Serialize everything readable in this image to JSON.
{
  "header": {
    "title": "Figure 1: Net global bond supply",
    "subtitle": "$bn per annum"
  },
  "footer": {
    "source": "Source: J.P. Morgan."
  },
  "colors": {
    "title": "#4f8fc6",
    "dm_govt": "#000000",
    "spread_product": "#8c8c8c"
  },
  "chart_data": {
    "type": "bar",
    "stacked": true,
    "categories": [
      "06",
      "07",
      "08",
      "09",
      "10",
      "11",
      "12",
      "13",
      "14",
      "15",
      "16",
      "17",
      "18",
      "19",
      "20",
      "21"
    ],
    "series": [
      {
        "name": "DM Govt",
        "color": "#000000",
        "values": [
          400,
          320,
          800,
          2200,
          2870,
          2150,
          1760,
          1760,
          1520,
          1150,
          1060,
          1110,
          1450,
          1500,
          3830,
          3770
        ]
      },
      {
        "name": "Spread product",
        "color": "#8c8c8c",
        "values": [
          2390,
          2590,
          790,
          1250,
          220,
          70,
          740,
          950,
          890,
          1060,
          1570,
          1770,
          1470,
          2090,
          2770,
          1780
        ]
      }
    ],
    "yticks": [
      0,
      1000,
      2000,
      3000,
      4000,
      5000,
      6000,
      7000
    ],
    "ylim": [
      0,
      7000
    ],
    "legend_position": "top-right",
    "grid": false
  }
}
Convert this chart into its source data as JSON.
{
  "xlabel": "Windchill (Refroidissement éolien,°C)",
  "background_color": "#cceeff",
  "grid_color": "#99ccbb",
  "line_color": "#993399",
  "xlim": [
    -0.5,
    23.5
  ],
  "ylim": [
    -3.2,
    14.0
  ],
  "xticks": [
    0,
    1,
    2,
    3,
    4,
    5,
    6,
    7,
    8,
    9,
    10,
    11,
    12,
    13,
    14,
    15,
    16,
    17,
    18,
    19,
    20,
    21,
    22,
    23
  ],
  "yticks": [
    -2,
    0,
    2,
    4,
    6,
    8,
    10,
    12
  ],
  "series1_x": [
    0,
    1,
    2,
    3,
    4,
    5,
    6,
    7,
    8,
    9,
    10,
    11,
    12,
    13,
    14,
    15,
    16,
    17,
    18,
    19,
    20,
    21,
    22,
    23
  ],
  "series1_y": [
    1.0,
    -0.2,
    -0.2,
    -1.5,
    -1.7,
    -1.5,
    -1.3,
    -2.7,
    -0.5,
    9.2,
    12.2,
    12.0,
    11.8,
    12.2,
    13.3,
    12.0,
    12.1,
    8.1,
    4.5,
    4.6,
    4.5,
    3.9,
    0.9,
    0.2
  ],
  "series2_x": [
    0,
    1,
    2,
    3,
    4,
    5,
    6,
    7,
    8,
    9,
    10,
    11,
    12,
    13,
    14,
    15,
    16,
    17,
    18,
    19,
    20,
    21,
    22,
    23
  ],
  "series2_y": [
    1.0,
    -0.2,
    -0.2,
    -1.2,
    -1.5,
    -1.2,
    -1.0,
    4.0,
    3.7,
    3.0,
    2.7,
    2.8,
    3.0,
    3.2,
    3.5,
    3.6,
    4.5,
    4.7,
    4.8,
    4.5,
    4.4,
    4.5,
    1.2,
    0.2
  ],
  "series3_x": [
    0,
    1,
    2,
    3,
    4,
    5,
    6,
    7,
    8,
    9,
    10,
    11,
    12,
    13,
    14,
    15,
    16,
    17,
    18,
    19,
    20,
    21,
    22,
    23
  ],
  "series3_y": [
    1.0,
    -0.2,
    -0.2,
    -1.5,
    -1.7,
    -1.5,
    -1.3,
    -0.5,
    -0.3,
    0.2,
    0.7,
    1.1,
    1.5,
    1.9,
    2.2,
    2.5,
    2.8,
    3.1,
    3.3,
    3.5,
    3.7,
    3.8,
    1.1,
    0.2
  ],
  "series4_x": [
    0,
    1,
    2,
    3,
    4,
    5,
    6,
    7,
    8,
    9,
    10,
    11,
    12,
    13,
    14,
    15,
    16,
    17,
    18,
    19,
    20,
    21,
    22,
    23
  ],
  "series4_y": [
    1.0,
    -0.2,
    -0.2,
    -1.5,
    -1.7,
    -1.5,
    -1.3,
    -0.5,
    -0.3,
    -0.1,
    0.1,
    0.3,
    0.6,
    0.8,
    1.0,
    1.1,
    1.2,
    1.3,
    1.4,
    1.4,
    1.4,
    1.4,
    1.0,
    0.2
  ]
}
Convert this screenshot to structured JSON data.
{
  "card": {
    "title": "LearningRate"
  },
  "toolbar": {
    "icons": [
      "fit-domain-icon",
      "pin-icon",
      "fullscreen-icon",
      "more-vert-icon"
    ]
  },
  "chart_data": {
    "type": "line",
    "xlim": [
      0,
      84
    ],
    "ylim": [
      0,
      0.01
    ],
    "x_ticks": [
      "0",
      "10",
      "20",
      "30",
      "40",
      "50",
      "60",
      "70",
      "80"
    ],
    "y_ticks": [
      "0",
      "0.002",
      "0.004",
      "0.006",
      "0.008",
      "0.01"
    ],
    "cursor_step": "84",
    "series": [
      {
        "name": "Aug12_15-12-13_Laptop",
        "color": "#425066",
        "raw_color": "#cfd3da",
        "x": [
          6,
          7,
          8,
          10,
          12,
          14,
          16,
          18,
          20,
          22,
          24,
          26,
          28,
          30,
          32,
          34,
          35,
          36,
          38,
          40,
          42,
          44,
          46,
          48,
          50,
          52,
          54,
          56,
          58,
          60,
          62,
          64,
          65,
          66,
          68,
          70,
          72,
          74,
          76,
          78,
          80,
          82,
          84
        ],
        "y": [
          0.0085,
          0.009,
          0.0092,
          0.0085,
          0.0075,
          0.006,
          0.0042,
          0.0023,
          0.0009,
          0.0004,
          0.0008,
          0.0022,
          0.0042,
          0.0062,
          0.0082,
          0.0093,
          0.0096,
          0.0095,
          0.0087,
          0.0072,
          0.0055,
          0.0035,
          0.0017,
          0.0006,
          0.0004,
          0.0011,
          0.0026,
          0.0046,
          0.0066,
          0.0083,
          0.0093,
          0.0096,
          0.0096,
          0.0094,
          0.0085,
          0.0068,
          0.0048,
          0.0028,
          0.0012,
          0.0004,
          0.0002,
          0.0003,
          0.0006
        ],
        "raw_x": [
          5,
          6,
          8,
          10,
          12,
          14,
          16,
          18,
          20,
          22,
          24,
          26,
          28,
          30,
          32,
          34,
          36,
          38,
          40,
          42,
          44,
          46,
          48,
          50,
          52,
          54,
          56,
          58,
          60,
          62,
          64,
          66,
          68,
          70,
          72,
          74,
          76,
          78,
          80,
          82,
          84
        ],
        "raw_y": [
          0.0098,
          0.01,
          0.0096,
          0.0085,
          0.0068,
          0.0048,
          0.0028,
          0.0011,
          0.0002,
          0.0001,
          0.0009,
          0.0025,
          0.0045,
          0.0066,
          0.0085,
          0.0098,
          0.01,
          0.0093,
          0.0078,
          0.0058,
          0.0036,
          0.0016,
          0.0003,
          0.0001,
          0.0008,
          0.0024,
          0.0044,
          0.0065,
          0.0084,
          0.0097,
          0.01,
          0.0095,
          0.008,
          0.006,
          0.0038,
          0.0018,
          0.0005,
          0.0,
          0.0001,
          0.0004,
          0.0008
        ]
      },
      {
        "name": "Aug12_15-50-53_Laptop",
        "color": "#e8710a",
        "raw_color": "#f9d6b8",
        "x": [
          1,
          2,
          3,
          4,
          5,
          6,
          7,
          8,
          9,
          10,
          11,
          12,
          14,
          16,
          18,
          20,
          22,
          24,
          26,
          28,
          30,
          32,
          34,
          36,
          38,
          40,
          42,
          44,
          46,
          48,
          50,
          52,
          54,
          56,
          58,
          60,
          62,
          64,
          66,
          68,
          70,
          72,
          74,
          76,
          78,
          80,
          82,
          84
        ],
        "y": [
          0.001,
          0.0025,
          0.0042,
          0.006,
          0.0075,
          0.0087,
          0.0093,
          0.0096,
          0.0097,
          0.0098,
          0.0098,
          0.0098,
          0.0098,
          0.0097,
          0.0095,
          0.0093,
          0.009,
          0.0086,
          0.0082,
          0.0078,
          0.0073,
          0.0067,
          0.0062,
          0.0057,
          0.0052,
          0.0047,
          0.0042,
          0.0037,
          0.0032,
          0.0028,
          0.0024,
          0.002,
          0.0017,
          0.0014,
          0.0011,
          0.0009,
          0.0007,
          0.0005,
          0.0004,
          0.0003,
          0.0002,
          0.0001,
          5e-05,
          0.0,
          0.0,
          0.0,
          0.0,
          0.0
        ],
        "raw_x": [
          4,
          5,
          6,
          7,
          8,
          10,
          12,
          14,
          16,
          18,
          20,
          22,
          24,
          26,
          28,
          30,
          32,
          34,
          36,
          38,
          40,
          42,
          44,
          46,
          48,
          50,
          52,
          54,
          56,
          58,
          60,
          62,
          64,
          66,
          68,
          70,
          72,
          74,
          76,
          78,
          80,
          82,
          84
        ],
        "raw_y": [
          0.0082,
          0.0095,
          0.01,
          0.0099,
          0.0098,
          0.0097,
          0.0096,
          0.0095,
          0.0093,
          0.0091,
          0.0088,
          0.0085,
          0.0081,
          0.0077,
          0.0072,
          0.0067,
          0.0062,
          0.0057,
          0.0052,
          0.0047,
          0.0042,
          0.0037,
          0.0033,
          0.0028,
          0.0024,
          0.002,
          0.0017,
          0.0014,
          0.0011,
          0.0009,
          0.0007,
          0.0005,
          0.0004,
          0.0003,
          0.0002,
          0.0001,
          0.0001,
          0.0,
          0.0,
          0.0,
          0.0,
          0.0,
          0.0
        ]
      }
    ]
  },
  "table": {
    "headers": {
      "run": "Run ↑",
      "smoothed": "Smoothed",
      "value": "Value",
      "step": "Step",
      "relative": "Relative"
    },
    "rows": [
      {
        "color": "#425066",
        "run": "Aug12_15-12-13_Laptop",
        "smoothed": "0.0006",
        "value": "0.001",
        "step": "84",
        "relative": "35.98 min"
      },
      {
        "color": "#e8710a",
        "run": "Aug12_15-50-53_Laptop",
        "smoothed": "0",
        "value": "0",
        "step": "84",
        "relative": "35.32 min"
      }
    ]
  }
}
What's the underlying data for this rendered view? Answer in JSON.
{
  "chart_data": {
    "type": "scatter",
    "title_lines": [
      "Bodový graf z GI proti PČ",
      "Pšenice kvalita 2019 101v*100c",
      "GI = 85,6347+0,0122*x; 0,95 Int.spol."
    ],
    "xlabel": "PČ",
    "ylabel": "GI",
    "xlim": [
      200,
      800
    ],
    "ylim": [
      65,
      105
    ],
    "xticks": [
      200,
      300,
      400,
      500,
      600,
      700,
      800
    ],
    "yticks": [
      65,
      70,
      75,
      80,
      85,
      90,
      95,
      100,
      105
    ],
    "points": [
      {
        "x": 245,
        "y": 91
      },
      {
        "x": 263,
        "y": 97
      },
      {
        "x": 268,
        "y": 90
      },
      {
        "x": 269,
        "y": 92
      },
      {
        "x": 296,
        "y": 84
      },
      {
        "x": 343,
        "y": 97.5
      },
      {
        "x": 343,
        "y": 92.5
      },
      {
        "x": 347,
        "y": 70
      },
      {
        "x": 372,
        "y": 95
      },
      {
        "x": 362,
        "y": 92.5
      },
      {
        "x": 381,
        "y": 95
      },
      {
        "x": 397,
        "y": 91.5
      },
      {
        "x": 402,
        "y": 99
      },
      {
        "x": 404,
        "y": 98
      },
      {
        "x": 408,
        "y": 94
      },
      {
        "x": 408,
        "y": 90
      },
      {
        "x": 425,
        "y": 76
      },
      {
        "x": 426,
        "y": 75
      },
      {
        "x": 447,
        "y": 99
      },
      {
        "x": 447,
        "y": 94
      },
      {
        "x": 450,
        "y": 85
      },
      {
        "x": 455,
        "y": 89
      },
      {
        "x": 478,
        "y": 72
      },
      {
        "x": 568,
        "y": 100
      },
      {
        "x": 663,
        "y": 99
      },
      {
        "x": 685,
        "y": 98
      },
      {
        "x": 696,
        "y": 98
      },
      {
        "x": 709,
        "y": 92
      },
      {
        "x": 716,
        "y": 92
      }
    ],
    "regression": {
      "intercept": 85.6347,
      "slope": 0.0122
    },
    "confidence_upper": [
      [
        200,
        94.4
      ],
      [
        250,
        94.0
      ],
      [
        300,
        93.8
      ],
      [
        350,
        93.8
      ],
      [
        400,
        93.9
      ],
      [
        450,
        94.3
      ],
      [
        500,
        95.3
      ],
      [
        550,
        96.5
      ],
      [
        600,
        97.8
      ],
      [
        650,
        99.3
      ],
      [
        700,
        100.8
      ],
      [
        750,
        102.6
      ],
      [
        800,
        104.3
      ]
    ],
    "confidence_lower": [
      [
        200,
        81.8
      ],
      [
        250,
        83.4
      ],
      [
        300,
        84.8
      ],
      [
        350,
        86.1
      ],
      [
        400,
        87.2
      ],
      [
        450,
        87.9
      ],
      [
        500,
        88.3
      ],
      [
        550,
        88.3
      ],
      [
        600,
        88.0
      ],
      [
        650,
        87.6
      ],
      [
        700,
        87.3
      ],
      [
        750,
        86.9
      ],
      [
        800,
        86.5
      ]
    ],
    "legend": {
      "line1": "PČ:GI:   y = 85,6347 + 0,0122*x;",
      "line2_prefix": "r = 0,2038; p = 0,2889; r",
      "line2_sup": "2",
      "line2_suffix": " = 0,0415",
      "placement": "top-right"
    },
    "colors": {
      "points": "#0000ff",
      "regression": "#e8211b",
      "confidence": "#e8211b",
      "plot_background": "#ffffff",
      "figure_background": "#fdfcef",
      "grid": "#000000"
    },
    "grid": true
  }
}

DIRECTIONS FOR THIS TASK >> Which lines contain the word "Convert"? Return each of them.

EXERCISE OUTPUT >>
Convert this chart into its source data as JSON.
Convert this screenshot to structured JSON data.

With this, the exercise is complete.